## [OBJECTIVE]
Write out the full listing exactly as given, minus the images.

(Records that describe figures)
□ □ □
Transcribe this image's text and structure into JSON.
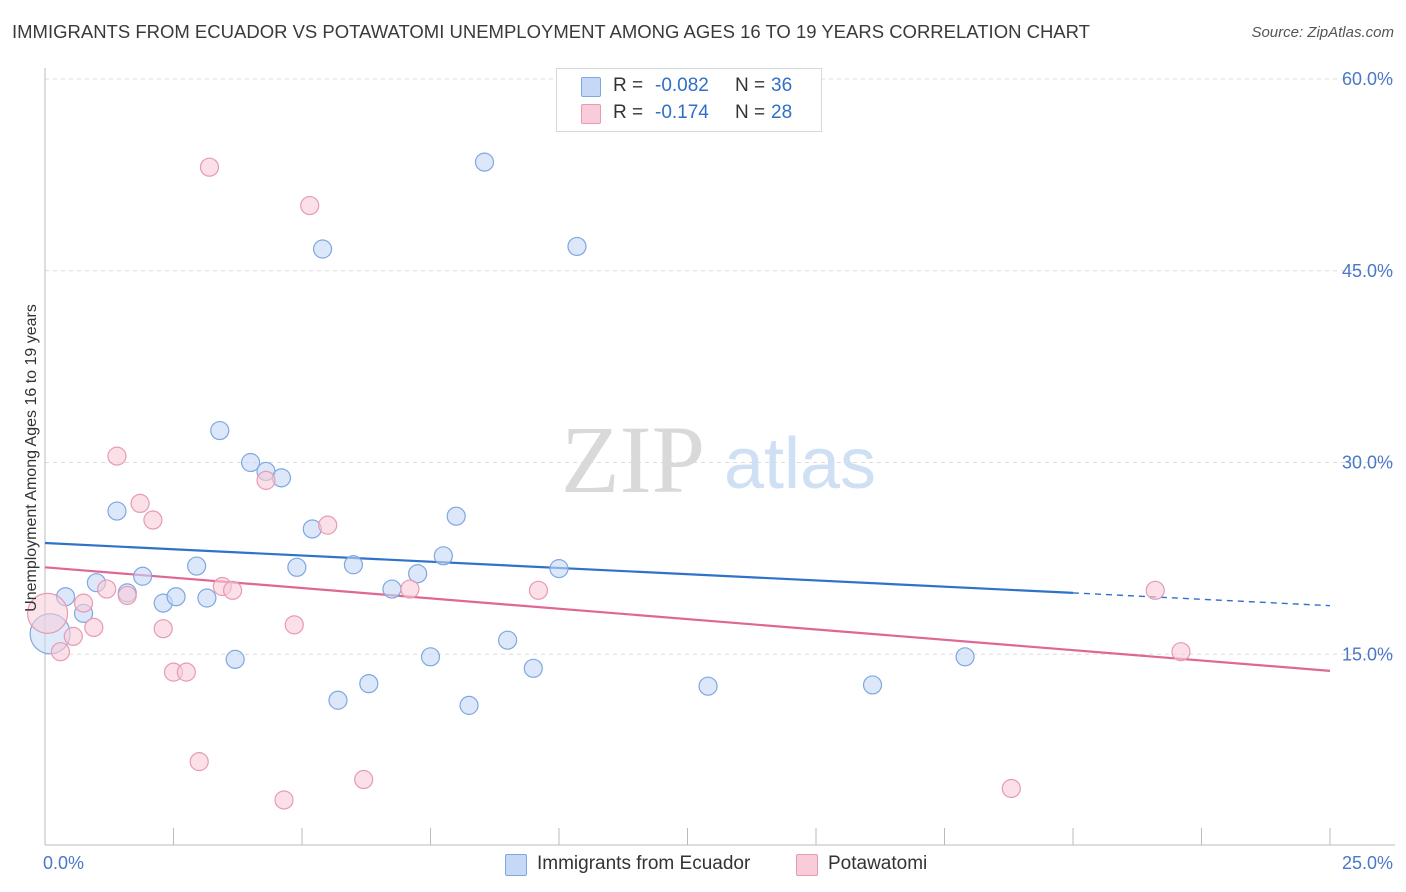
{
  "title": "IMMIGRANTS FROM ECUADOR VS POTAWATOMI UNEMPLOYMENT AMONG AGES 16 TO 19 YEARS CORRELATION CHART",
  "source": "Source: ZipAtlas.com",
  "watermark": {
    "zip": "ZIP",
    "atlas": "atlas"
  },
  "colors": {
    "blue_fill": "#c5d8f6",
    "blue_stroke": "#7fa7e0",
    "blue_line": "#2f72c9",
    "pink_fill": "#f8ccd9",
    "pink_stroke": "#e79ab4",
    "pink_line": "#e06694",
    "accent_text": "#2f6fc7"
  },
  "stats": [
    {
      "r_label": "R =",
      "r_value": "-0.082",
      "n_label": "N =",
      "n_value": "36",
      "series": "blue"
    },
    {
      "r_label": "R =",
      "r_value": "-0.174",
      "n_label": "N =",
      "n_value": "28",
      "series": "pink"
    }
  ],
  "chart_data": {
    "type": "scatter",
    "title": "IMMIGRANTS FROM ECUADOR VS POTAWATOMI UNEMPLOYMENT AMONG AGES 16 TO 19 YEARS CORRELATION CHART",
    "xlabel": "",
    "ylabel": "Unemployment Among Ages 16 to 19 years",
    "xlim": [
      0,
      25
    ],
    "ylim": [
      0,
      60
    ],
    "x_tick_labels": [
      "0.0%",
      "25.0%"
    ],
    "y_ticks": [
      15,
      30,
      45,
      60
    ],
    "y_tick_labels": [
      "15.0%",
      "30.0%",
      "45.0%",
      "60.0%"
    ],
    "grid": true,
    "legend_position": "bottom-center",
    "series": [
      {
        "name": "Immigrants from Ecuador",
        "color": "blue",
        "trend": {
          "x0": 0,
          "y0": 23.7,
          "x1": 20,
          "y1": 19.8,
          "dash_to_x": 25,
          "dash_to_y": 18.8
        },
        "points": [
          [
            0.4,
            19.5
          ],
          [
            0.75,
            18.2
          ],
          [
            1.0,
            20.6
          ],
          [
            1.4,
            26.2
          ],
          [
            1.6,
            19.8
          ],
          [
            1.9,
            21.1
          ],
          [
            2.3,
            19.0
          ],
          [
            2.55,
            19.5
          ],
          [
            2.95,
            21.9
          ],
          [
            3.15,
            19.4
          ],
          [
            3.4,
            32.5
          ],
          [
            3.7,
            14.6
          ],
          [
            4.0,
            30.0
          ],
          [
            4.3,
            29.3
          ],
          [
            4.6,
            28.8
          ],
          [
            4.9,
            21.8
          ],
          [
            5.2,
            24.8
          ],
          [
            5.4,
            46.7
          ],
          [
            5.7,
            11.4
          ],
          [
            6.0,
            22.0
          ],
          [
            6.3,
            12.7
          ],
          [
            6.75,
            20.1
          ],
          [
            7.25,
            21.3
          ],
          [
            7.5,
            14.8
          ],
          [
            7.75,
            22.7
          ],
          [
            8.0,
            25.8
          ],
          [
            8.25,
            11.0
          ],
          [
            8.55,
            53.5
          ],
          [
            9.0,
            16.1
          ],
          [
            9.5,
            13.9
          ],
          [
            10.0,
            21.7
          ],
          [
            10.35,
            46.9
          ],
          [
            12.9,
            12.5
          ],
          [
            16.1,
            12.6
          ],
          [
            17.9,
            14.8
          ],
          [
            0.1,
            16.6
          ]
        ]
      },
      {
        "name": "Potawatomi",
        "color": "pink",
        "trend": {
          "x0": 0,
          "y0": 21.8,
          "x1": 25,
          "y1": 13.7
        },
        "points": [
          [
            0.05,
            18.2
          ],
          [
            0.3,
            15.2
          ],
          [
            0.55,
            16.4
          ],
          [
            0.75,
            19.0
          ],
          [
            0.95,
            17.1
          ],
          [
            1.2,
            20.1
          ],
          [
            1.4,
            30.5
          ],
          [
            1.6,
            19.6
          ],
          [
            1.85,
            26.8
          ],
          [
            2.1,
            25.5
          ],
          [
            2.3,
            17.0
          ],
          [
            2.5,
            13.6
          ],
          [
            2.75,
            13.6
          ],
          [
            3.0,
            6.6
          ],
          [
            3.2,
            53.1
          ],
          [
            3.45,
            20.3
          ],
          [
            3.65,
            20.0
          ],
          [
            4.3,
            28.6
          ],
          [
            4.65,
            3.6
          ],
          [
            4.85,
            17.3
          ],
          [
            5.15,
            50.1
          ],
          [
            5.5,
            25.1
          ],
          [
            6.2,
            5.2
          ],
          [
            7.1,
            20.1
          ],
          [
            9.6,
            20.0
          ],
          [
            18.8,
            4.5
          ],
          [
            21.6,
            20.0
          ],
          [
            22.1,
            15.2
          ]
        ]
      }
    ]
  }
}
□ □ □
## [PROBLEM SOLUTION]
Transcribe this image's text and structure into JSON.
{
  "title": "IMMIGRANTS FROM ECUADOR VS POTAWATOMI UNEMPLOYMENT AMONG AGES 16 TO 19 YEARS CORRELATION CHART",
  "source": "Source: ZipAtlas.com",
  "watermark": {
    "zip": "ZIP",
    "atlas": "atlas"
  },
  "colors": {
    "blue_fill": "#c5d8f6",
    "blue_stroke": "#7fa7e0",
    "blue_line": "#2f72c9",
    "pink_fill": "#f8ccd9",
    "pink_stroke": "#e79ab4",
    "pink_line": "#e06694",
    "accent_text": "#2f6fc7"
  },
  "stats": [
    {
      "r_label": "R =",
      "r_value": "-0.082",
      "n_label": "N =",
      "n_value": "36",
      "series": "blue"
    },
    {
      "r_label": "R =",
      "r_value": "-0.174",
      "n_label": "N =",
      "n_value": "28",
      "series": "pink"
    }
  ],
  "chart_data": {
    "type": "scatter",
    "title": "IMMIGRANTS FROM ECUADOR VS POTAWATOMI UNEMPLOYMENT AMONG AGES 16 TO 19 YEARS CORRELATION CHART",
    "xlabel": "",
    "ylabel": "Unemployment Among Ages 16 to 19 years",
    "xlim": [
      0,
      25
    ],
    "ylim": [
      0,
      60
    ],
    "x_tick_labels": [
      "0.0%",
      "25.0%"
    ],
    "y_ticks": [
      15,
      30,
      45,
      60
    ],
    "y_tick_labels": [
      "15.0%",
      "30.0%",
      "45.0%",
      "60.0%"
    ],
    "grid": true,
    "legend_position": "bottom-center",
    "series": [
      {
        "name": "Immigrants from Ecuador",
        "color": "blue",
        "trend": {
          "x0": 0,
          "y0": 23.7,
          "x1": 20,
          "y1": 19.8,
          "dash_to_x": 25,
          "dash_to_y": 18.8
        },
        "points": [
          [
            0.4,
            19.5
          ],
          [
            0.75,
            18.2
          ],
          [
            1.0,
            20.6
          ],
          [
            1.4,
            26.2
          ],
          [
            1.6,
            19.8
          ],
          [
            1.9,
            21.1
          ],
          [
            2.3,
            19.0
          ],
          [
            2.55,
            19.5
          ],
          [
            2.95,
            21.9
          ],
          [
            3.15,
            19.4
          ],
          [
            3.4,
            32.5
          ],
          [
            3.7,
            14.6
          ],
          [
            4.0,
            30.0
          ],
          [
            4.3,
            29.3
          ],
          [
            4.6,
            28.8
          ],
          [
            4.9,
            21.8
          ],
          [
            5.2,
            24.8
          ],
          [
            5.4,
            46.7
          ],
          [
            5.7,
            11.4
          ],
          [
            6.0,
            22.0
          ],
          [
            6.3,
            12.7
          ],
          [
            6.75,
            20.1
          ],
          [
            7.25,
            21.3
          ],
          [
            7.5,
            14.8
          ],
          [
            7.75,
            22.7
          ],
          [
            8.0,
            25.8
          ],
          [
            8.25,
            11.0
          ],
          [
            8.55,
            53.5
          ],
          [
            9.0,
            16.1
          ],
          [
            9.5,
            13.9
          ],
          [
            10.0,
            21.7
          ],
          [
            10.35,
            46.9
          ],
          [
            12.9,
            12.5
          ],
          [
            16.1,
            12.6
          ],
          [
            17.9,
            14.8
          ],
          [
            0.1,
            16.6
          ]
        ]
      },
      {
        "name": "Potawatomi",
        "color": "pink",
        "trend": {
          "x0": 0,
          "y0": 21.8,
          "x1": 25,
          "y1": 13.7
        },
        "points": [
          [
            0.05,
            18.2
          ],
          [
            0.3,
            15.2
          ],
          [
            0.55,
            16.4
          ],
          [
            0.75,
            19.0
          ],
          [
            0.95,
            17.1
          ],
          [
            1.2,
            20.1
          ],
          [
            1.4,
            30.5
          ],
          [
            1.6,
            19.6
          ],
          [
            1.85,
            26.8
          ],
          [
            2.1,
            25.5
          ],
          [
            2.3,
            17.0
          ],
          [
            2.5,
            13.6
          ],
          [
            2.75,
            13.6
          ],
          [
            3.0,
            6.6
          ],
          [
            3.2,
            53.1
          ],
          [
            3.45,
            20.3
          ],
          [
            3.65,
            20.0
          ],
          [
            4.3,
            28.6
          ],
          [
            4.65,
            3.6
          ],
          [
            4.85,
            17.3
          ],
          [
            5.15,
            50.1
          ],
          [
            5.5,
            25.1
          ],
          [
            6.2,
            5.2
          ],
          [
            7.1,
            20.1
          ],
          [
            9.6,
            20.0
          ],
          [
            18.8,
            4.5
          ],
          [
            21.6,
            20.0
          ],
          [
            22.1,
            15.2
          ]
        ]
      }
    ]
  }
}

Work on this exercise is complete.